__EXERCISE PROMPT__: Pictures within the data are to be left out; everything else must be reproduced exactly.

(Stored dataset items)

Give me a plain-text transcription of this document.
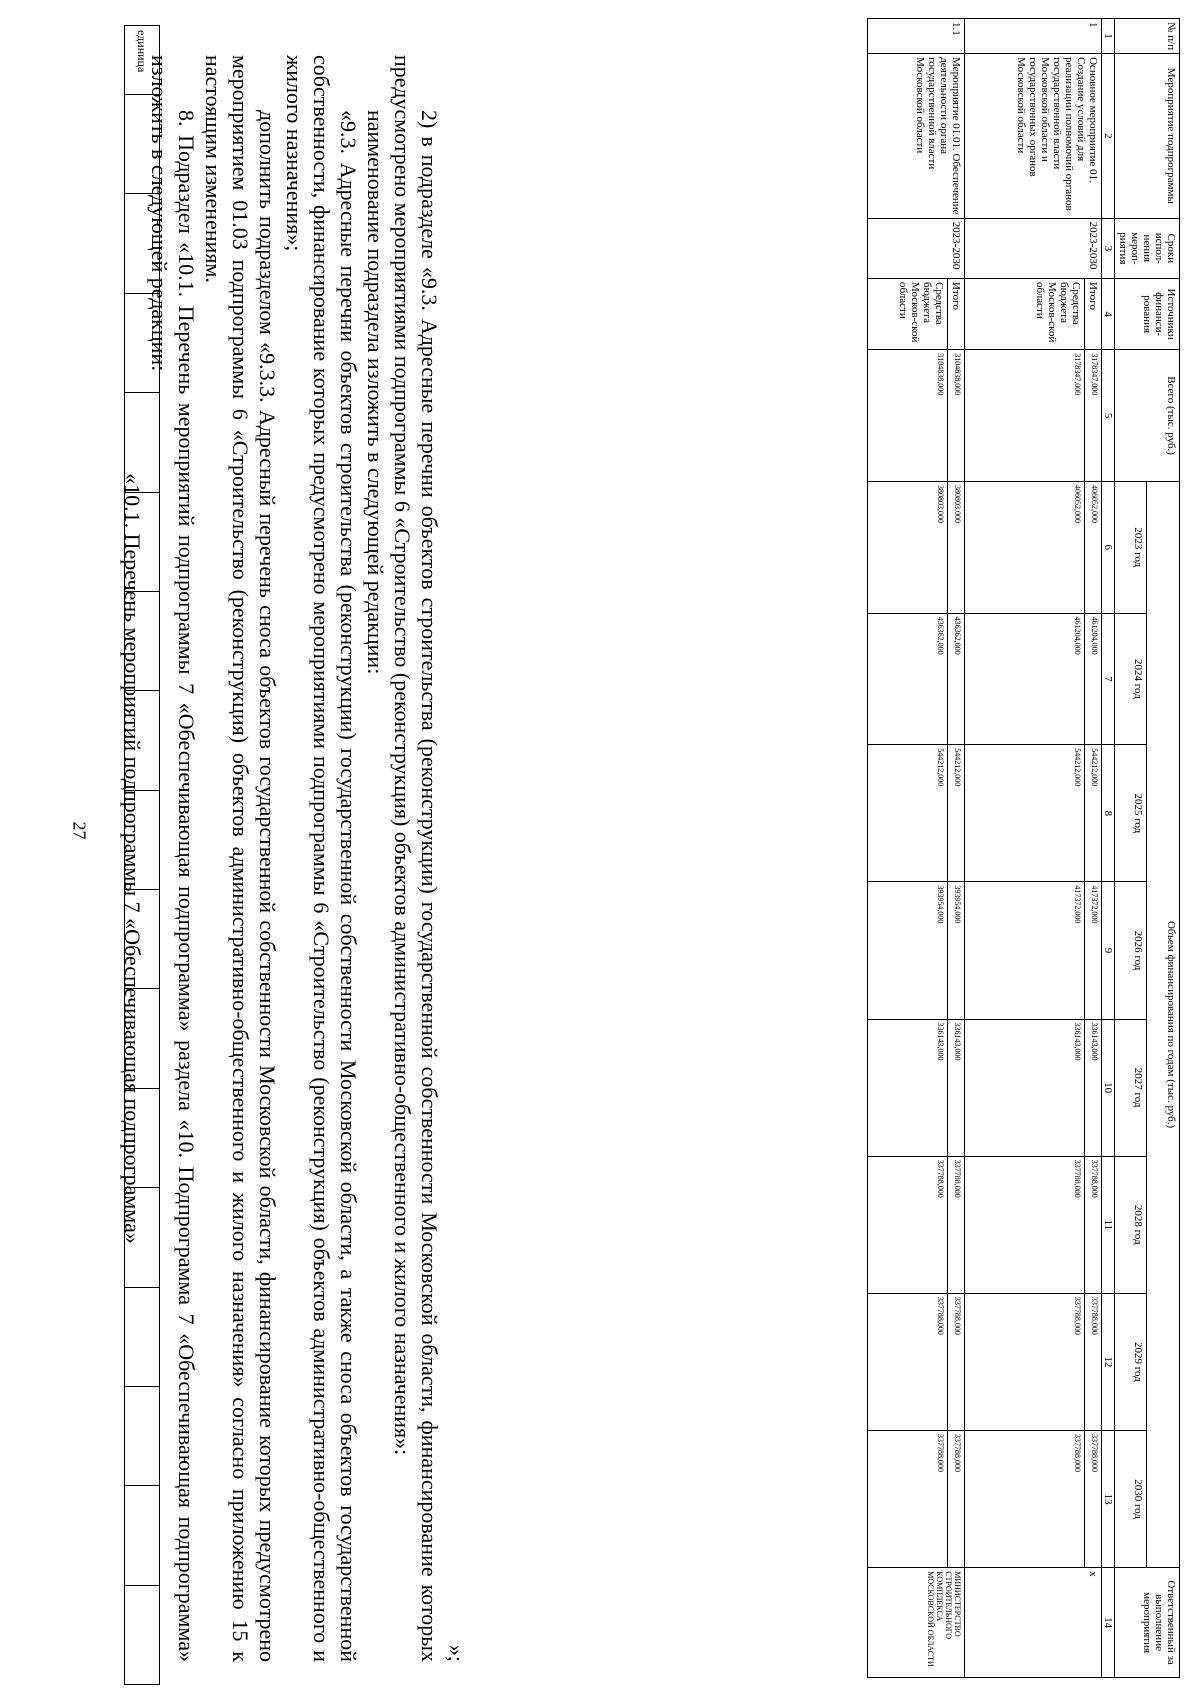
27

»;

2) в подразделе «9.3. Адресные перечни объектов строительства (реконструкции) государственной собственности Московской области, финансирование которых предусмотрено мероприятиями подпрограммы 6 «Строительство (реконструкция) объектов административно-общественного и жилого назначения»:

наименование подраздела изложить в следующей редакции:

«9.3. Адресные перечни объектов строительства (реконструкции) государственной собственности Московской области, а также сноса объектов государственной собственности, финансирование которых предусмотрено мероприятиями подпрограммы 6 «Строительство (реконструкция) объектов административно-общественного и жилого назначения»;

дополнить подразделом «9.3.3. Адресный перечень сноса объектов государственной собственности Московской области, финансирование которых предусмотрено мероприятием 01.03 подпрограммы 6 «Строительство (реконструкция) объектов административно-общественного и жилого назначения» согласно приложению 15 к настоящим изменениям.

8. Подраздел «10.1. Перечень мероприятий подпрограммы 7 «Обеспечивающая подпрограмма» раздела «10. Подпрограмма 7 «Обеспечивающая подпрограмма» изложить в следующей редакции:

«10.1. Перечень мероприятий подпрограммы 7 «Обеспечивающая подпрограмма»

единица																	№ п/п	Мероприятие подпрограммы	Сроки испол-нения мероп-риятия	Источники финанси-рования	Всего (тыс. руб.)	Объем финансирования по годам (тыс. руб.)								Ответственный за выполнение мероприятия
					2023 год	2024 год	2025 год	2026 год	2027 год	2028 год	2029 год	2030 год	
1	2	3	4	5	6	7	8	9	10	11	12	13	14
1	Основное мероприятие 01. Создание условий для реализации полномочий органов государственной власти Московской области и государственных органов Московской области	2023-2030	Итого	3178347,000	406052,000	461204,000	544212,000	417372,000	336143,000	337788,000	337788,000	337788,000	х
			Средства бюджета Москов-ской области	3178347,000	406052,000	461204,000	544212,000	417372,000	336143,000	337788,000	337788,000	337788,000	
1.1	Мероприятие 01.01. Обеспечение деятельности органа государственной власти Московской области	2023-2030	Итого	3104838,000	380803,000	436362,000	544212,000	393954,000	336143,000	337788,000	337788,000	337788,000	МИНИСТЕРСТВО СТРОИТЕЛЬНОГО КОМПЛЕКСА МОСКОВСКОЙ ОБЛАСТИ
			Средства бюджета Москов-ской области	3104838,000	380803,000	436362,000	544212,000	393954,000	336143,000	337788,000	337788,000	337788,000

__FULL RESPONSE__:
Give me a plain-text transcription of this document.
27

»;

2) в подразделе «9.3. Адресные перечни объектов строительства (реконструкции) государственной собственности Московской области, финансирование которых предусмотрено мероприятиями подпрограммы 6 «Строительство (реконструкция) объектов административно-общественного и жилого назначения»:

наименование подраздела изложить в следующей редакции:

«9.3. Адресные перечни объектов строительства (реконструкции) государственной собственности Московской области, а также сноса объектов государственной собственности, финансирование которых предусмотрено мероприятиями подпрограммы 6 «Строительство (реконструкция) объектов административно-общественного и жилого назначения»;

дополнить подразделом «9.3.3. Адресный перечень сноса объектов государственной собственности Московской области, финансирование которых предусмотрено мероприятием 01.03 подпрограммы 6 «Строительство (реконструкция) объектов административно-общественного и жилого назначения» согласно приложению 15 к настоящим изменениям.

8. Подраздел «10.1. Перечень мероприятий подпрограммы 7 «Обеспечивающая подпрограмма» раздела «10. Подпрограмма 7 «Обеспечивающая подпрограмма» изложить в следующей редакции:

«10.1. Перечень мероприятий подпрограммы 7 «Обеспечивающая подпрограмма»

единица																	№ п/п	Мероприятие подпрограммы	Сроки испол-нения мероп-риятия	Источники финанси-рования	Всего (тыс. руб.)	Объем финансирования по годам (тыс. руб.)								Ответственный за выполнение мероприятия
					2023 год	2024 год	2025 год	2026 год	2027 год	2028 год	2029 год	2030 год	
1	2	3	4	5	6	7	8	9	10	11	12	13	14
1	Основное мероприятие 01. Создание условий для реализации полномочий органов государственной власти Московской области и государственных органов Московской области	2023-2030	Итого	3178347,000	406052,000	461204,000	544212,000	417372,000	336143,000	337788,000	337788,000	337788,000	х
			Средства бюджета Москов-ской области	3178347,000	406052,000	461204,000	544212,000	417372,000	336143,000	337788,000	337788,000	337788,000	
1.1	Мероприятие 01.01. Обеспечение деятельности органа государственной власти Московской области	2023-2030	Итого	3104838,000	380803,000	436362,000	544212,000	393954,000	336143,000	337788,000	337788,000	337788,000	МИНИСТЕРСТВО СТРОИТЕЛЬНОГО КОМПЛЕКСА МОСКОВСКОЙ ОБЛАСТИ
			Средства бюджета Москов-ской области	3104838,000	380803,000	436362,000	544212,000	393954,000	336143,000	337788,000	337788,000	337788,000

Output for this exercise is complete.